List each line holding the string "Pátio".
** BEGIN INPUT MATERIAL **
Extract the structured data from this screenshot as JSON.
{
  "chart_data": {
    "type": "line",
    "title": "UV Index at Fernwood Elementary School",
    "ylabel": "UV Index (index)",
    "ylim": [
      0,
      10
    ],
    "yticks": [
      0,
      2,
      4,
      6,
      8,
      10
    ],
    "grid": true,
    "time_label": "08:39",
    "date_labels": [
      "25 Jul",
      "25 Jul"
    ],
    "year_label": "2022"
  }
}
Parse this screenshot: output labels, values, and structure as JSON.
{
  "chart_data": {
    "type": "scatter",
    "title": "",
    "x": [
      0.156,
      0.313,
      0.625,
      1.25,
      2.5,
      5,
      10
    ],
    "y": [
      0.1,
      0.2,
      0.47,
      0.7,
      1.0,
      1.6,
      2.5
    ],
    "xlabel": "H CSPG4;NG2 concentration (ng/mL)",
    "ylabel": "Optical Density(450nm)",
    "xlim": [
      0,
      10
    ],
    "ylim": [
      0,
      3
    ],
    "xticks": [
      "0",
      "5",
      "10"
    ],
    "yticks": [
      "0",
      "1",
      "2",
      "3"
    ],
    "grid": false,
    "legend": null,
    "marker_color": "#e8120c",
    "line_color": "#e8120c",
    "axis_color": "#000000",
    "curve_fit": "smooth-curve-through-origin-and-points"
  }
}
** END INPUT MATERIAL **
** BEGIN INPUT MATERIAL **
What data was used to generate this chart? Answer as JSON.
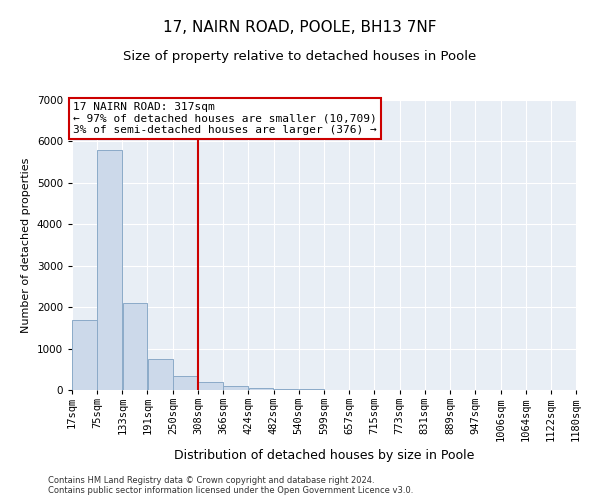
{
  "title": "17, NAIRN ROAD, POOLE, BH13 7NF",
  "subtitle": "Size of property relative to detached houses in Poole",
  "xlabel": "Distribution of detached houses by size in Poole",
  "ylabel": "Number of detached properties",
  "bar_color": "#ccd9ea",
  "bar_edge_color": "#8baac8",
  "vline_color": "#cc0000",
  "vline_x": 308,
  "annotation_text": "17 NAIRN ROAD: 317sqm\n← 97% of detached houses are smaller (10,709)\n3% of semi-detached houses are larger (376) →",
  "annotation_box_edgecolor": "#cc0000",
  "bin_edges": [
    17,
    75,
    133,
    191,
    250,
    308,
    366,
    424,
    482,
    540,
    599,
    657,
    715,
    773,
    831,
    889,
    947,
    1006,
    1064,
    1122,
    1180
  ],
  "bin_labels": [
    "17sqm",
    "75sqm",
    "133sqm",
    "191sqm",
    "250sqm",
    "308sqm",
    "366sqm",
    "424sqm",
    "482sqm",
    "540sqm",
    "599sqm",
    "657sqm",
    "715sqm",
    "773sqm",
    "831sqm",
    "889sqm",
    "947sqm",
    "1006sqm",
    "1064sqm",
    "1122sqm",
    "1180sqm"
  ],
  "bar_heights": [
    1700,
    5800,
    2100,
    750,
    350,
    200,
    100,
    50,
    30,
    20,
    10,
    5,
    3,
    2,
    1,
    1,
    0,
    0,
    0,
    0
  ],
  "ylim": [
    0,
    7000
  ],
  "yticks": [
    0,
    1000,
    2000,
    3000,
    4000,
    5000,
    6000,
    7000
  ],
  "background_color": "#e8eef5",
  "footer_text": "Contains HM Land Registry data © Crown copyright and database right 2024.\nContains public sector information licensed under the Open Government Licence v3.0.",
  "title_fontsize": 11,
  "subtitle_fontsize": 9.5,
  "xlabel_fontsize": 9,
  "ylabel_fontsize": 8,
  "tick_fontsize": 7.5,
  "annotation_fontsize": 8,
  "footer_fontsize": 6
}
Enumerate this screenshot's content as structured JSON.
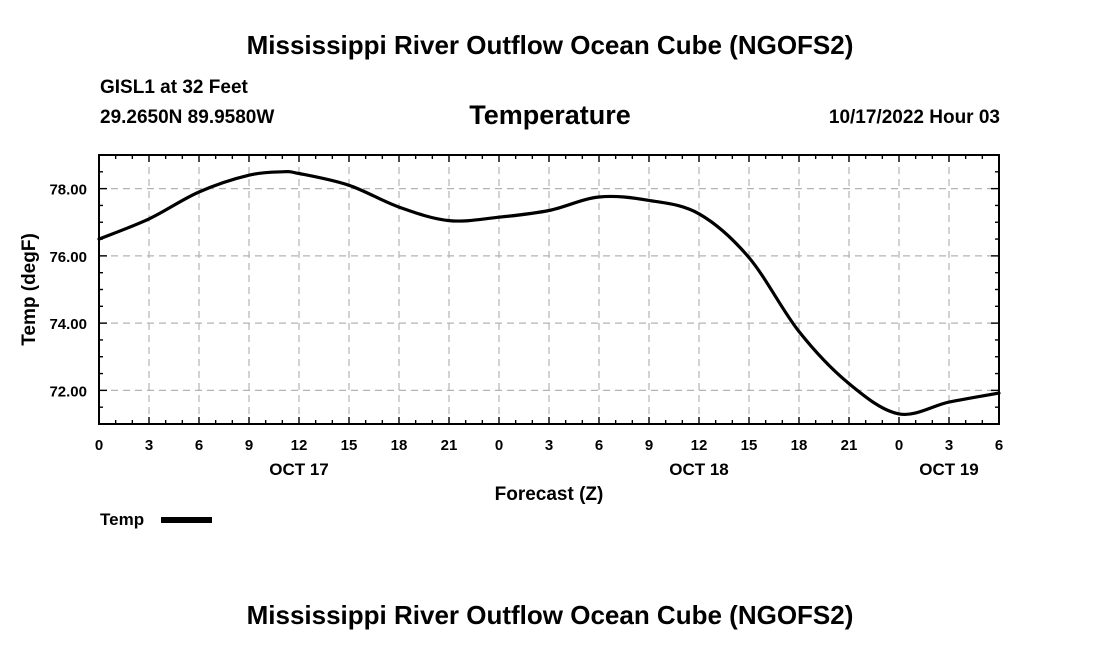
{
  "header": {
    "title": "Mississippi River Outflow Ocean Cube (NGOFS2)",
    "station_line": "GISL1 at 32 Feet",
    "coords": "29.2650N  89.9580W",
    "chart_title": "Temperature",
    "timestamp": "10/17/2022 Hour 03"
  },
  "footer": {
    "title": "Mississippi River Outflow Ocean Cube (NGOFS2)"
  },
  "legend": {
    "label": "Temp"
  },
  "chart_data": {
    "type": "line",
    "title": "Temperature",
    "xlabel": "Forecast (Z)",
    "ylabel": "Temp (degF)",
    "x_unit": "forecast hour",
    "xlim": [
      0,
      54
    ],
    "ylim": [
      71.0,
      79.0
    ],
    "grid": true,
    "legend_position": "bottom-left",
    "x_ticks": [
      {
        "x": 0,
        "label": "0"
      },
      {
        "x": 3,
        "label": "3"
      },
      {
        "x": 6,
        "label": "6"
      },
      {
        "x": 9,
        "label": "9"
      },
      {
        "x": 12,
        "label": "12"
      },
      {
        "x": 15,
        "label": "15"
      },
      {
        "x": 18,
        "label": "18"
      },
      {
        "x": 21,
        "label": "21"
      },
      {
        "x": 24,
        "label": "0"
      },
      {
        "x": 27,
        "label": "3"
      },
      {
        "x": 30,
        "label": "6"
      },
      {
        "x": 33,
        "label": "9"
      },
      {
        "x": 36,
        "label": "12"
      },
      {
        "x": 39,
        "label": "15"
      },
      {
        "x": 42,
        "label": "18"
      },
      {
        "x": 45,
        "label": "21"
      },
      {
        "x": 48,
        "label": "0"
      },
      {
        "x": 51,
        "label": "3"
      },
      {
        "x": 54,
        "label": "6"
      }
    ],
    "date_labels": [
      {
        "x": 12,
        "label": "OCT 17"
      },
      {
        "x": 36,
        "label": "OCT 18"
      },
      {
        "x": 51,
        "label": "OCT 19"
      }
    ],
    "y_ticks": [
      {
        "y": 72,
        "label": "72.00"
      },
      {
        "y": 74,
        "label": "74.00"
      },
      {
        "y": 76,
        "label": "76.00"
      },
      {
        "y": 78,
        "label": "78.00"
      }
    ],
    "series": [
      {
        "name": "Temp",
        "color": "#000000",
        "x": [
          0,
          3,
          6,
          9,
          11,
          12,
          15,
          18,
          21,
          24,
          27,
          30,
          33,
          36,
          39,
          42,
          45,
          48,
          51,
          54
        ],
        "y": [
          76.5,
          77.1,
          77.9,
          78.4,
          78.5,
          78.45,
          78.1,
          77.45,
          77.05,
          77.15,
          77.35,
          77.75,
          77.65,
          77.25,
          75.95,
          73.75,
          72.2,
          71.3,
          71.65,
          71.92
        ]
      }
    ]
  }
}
** END INPUT MATERIAL **
** BEGIN INPUT MATERIAL **
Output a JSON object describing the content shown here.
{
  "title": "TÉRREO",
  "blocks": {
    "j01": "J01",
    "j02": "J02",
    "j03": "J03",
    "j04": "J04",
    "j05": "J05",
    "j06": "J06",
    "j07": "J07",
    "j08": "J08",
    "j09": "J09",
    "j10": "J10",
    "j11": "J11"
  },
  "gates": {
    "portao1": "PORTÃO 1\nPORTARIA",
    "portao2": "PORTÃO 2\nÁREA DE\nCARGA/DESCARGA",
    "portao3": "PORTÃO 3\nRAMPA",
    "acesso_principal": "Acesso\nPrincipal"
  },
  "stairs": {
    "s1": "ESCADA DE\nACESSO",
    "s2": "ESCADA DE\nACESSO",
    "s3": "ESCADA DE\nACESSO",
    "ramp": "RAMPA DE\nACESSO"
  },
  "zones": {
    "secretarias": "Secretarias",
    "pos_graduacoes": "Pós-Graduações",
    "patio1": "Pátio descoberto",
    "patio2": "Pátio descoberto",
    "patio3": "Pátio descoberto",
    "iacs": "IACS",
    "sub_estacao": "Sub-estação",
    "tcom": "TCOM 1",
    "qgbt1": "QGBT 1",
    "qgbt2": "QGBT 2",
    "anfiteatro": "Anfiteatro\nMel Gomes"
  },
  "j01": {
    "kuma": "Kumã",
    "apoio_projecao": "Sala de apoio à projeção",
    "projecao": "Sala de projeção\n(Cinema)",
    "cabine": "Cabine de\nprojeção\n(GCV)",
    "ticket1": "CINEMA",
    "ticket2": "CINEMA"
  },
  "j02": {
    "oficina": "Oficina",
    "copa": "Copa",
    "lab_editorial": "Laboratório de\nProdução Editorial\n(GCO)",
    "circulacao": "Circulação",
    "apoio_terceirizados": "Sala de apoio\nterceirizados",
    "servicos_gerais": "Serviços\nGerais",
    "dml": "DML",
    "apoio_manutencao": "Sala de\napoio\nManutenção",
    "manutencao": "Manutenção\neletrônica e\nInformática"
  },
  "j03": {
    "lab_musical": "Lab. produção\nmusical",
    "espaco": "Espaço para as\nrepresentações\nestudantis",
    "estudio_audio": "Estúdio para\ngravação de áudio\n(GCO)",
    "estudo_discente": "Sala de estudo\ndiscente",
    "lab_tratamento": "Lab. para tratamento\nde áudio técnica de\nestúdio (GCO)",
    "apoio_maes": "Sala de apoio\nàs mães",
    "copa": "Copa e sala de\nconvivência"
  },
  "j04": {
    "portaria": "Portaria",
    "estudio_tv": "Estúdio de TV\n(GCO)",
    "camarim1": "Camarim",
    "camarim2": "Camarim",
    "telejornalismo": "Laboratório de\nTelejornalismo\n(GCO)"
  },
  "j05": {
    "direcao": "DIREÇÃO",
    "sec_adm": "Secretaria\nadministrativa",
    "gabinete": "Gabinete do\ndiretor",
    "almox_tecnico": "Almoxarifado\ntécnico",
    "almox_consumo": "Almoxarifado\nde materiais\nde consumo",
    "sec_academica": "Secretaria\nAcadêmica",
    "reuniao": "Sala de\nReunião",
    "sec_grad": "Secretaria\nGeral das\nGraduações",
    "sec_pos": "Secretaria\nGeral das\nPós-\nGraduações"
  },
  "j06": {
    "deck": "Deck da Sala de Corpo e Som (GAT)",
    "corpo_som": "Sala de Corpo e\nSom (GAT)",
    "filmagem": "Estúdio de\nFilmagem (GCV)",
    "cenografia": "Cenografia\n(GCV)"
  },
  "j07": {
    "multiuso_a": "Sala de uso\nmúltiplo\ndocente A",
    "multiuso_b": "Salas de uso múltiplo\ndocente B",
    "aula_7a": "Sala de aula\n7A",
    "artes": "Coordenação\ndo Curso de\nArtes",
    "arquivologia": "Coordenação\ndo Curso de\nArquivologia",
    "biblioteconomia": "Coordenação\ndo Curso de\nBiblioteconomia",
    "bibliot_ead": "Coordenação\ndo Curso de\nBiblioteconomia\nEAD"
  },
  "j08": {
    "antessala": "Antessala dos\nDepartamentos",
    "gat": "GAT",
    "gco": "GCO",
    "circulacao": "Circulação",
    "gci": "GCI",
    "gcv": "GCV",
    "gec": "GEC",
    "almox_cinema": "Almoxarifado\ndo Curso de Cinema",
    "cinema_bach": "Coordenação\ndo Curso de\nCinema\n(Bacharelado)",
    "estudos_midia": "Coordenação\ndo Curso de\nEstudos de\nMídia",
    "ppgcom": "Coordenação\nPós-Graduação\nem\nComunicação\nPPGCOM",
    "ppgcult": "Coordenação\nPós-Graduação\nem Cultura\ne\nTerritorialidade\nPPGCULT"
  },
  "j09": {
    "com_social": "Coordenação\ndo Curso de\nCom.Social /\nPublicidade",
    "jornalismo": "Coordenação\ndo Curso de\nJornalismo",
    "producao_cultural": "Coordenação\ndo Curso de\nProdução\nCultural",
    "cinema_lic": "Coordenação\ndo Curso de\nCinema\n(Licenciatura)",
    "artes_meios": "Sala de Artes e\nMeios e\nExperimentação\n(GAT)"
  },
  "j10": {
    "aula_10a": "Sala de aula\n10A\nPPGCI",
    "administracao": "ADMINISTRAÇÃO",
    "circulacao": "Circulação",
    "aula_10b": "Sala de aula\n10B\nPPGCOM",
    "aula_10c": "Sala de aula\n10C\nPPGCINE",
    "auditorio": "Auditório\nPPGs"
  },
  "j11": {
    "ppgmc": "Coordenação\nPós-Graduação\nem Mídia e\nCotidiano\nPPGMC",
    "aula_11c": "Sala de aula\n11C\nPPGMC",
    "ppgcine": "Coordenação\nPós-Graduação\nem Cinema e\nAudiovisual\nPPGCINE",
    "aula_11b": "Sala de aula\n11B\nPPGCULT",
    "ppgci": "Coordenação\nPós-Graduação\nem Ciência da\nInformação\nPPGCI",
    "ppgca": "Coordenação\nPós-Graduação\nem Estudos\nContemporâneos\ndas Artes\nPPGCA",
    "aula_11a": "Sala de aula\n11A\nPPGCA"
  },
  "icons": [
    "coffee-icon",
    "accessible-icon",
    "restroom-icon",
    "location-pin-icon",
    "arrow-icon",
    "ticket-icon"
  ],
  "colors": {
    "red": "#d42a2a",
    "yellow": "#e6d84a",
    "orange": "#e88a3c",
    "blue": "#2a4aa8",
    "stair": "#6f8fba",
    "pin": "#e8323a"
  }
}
** END INPUT MATERIAL **
**RESPONSE FOR THIS EXERCISE:**
    "patio1": "Pátio descoberto",
    "patio2": "Pátio descoberto",
    "patio3": "Pátio descoberto",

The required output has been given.